= WHAT THIS TASK INVOLVES =
Nothing in the records may be left out or altered; reproduce them all exactly.

= DATA SECTION =
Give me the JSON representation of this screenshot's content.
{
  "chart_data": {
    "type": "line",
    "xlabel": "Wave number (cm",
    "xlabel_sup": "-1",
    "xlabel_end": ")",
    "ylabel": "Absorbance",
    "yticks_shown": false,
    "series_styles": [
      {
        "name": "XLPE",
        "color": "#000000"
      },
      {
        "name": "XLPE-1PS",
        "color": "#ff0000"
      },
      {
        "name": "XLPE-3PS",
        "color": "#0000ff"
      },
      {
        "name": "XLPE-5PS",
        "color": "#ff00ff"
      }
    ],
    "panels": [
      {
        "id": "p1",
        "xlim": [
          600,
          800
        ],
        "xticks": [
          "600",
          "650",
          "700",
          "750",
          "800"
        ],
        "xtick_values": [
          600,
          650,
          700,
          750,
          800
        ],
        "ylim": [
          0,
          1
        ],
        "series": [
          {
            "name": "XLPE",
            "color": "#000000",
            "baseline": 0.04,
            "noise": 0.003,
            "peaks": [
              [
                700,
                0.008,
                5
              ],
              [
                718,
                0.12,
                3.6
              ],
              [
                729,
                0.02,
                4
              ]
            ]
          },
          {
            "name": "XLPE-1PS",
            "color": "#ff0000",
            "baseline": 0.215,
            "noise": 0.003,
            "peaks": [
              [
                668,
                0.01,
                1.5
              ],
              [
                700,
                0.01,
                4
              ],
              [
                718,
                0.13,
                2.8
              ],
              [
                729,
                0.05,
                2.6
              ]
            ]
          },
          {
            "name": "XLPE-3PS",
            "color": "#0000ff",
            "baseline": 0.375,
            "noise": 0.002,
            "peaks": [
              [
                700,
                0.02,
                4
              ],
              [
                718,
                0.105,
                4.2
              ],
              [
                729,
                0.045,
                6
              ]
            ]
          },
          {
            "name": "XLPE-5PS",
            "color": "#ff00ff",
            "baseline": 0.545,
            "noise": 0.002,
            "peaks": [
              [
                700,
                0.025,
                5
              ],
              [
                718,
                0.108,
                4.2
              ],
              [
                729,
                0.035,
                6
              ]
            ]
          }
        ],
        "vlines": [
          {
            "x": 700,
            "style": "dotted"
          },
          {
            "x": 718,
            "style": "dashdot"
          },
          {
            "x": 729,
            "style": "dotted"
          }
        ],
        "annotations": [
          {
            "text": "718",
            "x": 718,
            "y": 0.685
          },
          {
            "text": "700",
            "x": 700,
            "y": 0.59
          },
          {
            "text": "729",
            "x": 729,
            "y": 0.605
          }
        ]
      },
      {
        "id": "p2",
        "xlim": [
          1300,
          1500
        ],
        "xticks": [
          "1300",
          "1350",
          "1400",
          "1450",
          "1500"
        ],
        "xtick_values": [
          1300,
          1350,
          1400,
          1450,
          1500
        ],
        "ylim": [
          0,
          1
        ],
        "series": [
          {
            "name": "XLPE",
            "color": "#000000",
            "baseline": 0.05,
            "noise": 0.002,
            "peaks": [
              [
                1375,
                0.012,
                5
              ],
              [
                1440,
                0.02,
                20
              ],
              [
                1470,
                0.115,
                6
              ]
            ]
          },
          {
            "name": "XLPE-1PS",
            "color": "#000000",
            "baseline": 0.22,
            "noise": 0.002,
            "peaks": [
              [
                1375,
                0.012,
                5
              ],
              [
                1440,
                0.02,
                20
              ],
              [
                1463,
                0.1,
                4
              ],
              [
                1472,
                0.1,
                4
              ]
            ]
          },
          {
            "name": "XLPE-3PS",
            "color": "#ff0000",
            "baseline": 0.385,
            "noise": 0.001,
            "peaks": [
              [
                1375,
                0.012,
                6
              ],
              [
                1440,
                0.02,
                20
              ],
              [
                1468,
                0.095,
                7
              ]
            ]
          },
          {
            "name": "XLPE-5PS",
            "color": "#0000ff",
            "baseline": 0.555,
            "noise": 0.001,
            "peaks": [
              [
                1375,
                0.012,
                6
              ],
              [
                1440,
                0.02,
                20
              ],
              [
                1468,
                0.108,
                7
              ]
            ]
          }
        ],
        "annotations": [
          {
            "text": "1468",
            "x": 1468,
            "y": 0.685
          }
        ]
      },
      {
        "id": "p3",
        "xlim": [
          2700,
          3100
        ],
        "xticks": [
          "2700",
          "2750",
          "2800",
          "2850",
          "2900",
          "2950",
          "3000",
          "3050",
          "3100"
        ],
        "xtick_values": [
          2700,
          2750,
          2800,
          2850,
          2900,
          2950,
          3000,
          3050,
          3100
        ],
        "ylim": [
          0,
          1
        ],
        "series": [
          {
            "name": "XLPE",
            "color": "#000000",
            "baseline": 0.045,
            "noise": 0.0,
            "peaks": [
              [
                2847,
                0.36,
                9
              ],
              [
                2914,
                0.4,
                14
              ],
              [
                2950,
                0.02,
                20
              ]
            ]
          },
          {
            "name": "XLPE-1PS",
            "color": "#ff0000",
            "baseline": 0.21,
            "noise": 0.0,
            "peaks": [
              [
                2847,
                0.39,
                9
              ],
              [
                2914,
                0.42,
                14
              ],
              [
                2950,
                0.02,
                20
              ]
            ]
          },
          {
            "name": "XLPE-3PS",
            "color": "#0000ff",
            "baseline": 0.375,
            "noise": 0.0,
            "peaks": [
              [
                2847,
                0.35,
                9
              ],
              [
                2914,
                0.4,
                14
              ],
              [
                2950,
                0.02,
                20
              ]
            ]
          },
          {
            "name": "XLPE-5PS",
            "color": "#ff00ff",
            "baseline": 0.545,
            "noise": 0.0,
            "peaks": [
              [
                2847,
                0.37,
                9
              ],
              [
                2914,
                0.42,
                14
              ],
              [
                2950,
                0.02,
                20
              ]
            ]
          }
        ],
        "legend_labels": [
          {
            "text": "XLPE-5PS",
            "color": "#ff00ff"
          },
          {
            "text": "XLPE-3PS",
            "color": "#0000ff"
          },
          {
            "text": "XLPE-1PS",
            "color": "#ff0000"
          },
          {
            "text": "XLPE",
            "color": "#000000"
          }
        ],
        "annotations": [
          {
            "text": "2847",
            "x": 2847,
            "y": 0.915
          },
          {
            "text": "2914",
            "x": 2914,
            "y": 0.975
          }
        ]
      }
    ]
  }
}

= REPLY =
Give me the JSON representation of this screenshot's content.
{
  "chart_data": {
    "type": "line",
    "xlabel": "Wave number (cm",
    "xlabel_sup": "-1",
    "xlabel_end": ")",
    "ylabel": "Absorbance",
    "yticks_shown": false,
    "series_styles": [
      {
        "name": "XLPE",
        "color": "#000000"
      },
      {
        "name": "XLPE-1PS",
        "color": "#ff0000"
      },
      {
        "name": "XLPE-3PS",
        "color": "#0000ff"
      },
      {
        "name": "XLPE-5PS",
        "color": "#ff00ff"
      }
    ],
    "panels": [
      {
        "id": "p1",
        "xlim": [
          600,
          800
        ],
        "xticks": [
          "600",
          "650",
          "700",
          "750",
          "800"
        ],
        "xtick_values": [
          600,
          650,
          700,
          750,
          800
        ],
        "ylim": [
          0,
          1
        ],
        "series": [
          {
            "name": "XLPE",
            "color": "#000000",
            "baseline": 0.04,
            "noise": 0.003,
            "peaks": [
              [
                700,
                0.008,
                5
              ],
              [
                718,
                0.12,
                3.6
              ],
              [
                729,
                0.02,
                4
              ]
            ]
          },
          {
            "name": "XLPE-1PS",
            "color": "#ff0000",
            "baseline": 0.215,
            "noise": 0.003,
            "peaks": [
              [
                668,
                0.01,
                1.5
              ],
              [
                700,
                0.01,
                4
              ],
              [
                718,
                0.13,
                2.8
              ],
              [
                729,
                0.05,
                2.6
              ]
            ]
          },
          {
            "name": "XLPE-3PS",
            "color": "#0000ff",
            "baseline": 0.375,
            "noise": 0.002,
            "peaks": [
              [
                700,
                0.02,
                4
              ],
              [
                718,
                0.105,
                4.2
              ],
              [
                729,
                0.045,
                6
              ]
            ]
          },
          {
            "name": "XLPE-5PS",
            "color": "#ff00ff",
            "baseline": 0.545,
            "noise": 0.002,
            "peaks": [
              [
                700,
                0.025,
                5
              ],
              [
                718,
                0.108,
                4.2
              ],
              [
                729,
                0.035,
                6
              ]
            ]
          }
        ],
        "vlines": [
          {
            "x": 700,
            "style": "dotted"
          },
          {
            "x": 718,
            "style": "dashdot"
          },
          {
            "x": 729,
            "style": "dotted"
          }
        ],
        "annotations": [
          {
            "text": "718",
            "x": 718,
            "y": 0.685
          },
          {
            "text": "700",
            "x": 700,
            "y": 0.59
          },
          {
            "text": "729",
            "x": 729,
            "y": 0.605
          }
        ]
      },
      {
        "id": "p2",
        "xlim": [
          1300,
          1500
        ],
        "xticks": [
          "1300",
          "1350",
          "1400",
          "1450",
          "1500"
        ],
        "xtick_values": [
          1300,
          1350,
          1400,
          1450,
          1500
        ],
        "ylim": [
          0,
          1
        ],
        "series": [
          {
            "name": "XLPE",
            "color": "#000000",
            "baseline": 0.05,
            "noise": 0.002,
            "peaks": [
              [
                1375,
                0.012,
                5
              ],
              [
                1440,
                0.02,
                20
              ],
              [
                1470,
                0.115,
                6
              ]
            ]
          },
          {
            "name": "XLPE-1PS",
            "color": "#000000",
            "baseline": 0.22,
            "noise": 0.002,
            "peaks": [
              [
                1375,
                0.012,
                5
              ],
              [
                1440,
                0.02,
                20
              ],
              [
                1463,
                0.1,
                4
              ],
              [
                1472,
                0.1,
                4
              ]
            ]
          },
          {
            "name": "XLPE-3PS",
            "color": "#ff0000",
            "baseline": 0.385,
            "noise": 0.001,
            "peaks": [
              [
                1375,
                0.012,
                6
              ],
              [
                1440,
                0.02,
                20
              ],
              [
                1468,
                0.095,
                7
              ]
            ]
          },
          {
            "name": "XLPE-5PS",
            "color": "#0000ff",
            "baseline": 0.555,
            "noise": 0.001,
            "peaks": [
              [
                1375,
                0.012,
                6
              ],
              [
                1440,
                0.02,
                20
              ],
              [
                1468,
                0.108,
                7
              ]
            ]
          }
        ],
        "annotations": [
          {
            "text": "1468",
            "x": 1468,
            "y": 0.685
          }
        ]
      },
      {
        "id": "p3",
        "xlim": [
          2700,
          3100
        ],
        "xticks": [
          "2700",
          "2750",
          "2800",
          "2850",
          "2900",
          "2950",
          "3000",
          "3050",
          "3100"
        ],
        "xtick_values": [
          2700,
          2750,
          2800,
          2850,
          2900,
          2950,
          3000,
          3050,
          3100
        ],
        "ylim": [
          0,
          1
        ],
        "series": [
          {
            "name": "XLPE",
            "color": "#000000",
            "baseline": 0.045,
            "noise": 0.0,
            "peaks": [
              [
                2847,
                0.36,
                9
              ],
              [
                2914,
                0.4,
                14
              ],
              [
                2950,
                0.02,
                20
              ]
            ]
          },
          {
            "name": "XLPE-1PS",
            "color": "#ff0000",
            "baseline": 0.21,
            "noise": 0.0,
            "peaks": [
              [
                2847,
                0.39,
                9
              ],
              [
                2914,
                0.42,
                14
              ],
              [
                2950,
                0.02,
                20
              ]
            ]
          },
          {
            "name": "XLPE-3PS",
            "color": "#0000ff",
            "baseline": 0.375,
            "noise": 0.0,
            "peaks": [
              [
                2847,
                0.35,
                9
              ],
              [
                2914,
                0.4,
                14
              ],
              [
                2950,
                0.02,
                20
              ]
            ]
          },
          {
            "name": "XLPE-5PS",
            "color": "#ff00ff",
            "baseline": 0.545,
            "noise": 0.0,
            "peaks": [
              [
                2847,
                0.37,
                9
              ],
              [
                2914,
                0.42,
                14
              ],
              [
                2950,
                0.02,
                20
              ]
            ]
          }
        ],
        "legend_labels": [
          {
            "text": "XLPE-5PS",
            "color": "#ff00ff"
          },
          {
            "text": "XLPE-3PS",
            "color": "#0000ff"
          },
          {
            "text": "XLPE-1PS",
            "color": "#ff0000"
          },
          {
            "text": "XLPE",
            "color": "#000000"
          }
        ],
        "annotations": [
          {
            "text": "2847",
            "x": 2847,
            "y": 0.915
          },
          {
            "text": "2914",
            "x": 2914,
            "y": 0.975
          }
        ]
      }
    ]
  }
}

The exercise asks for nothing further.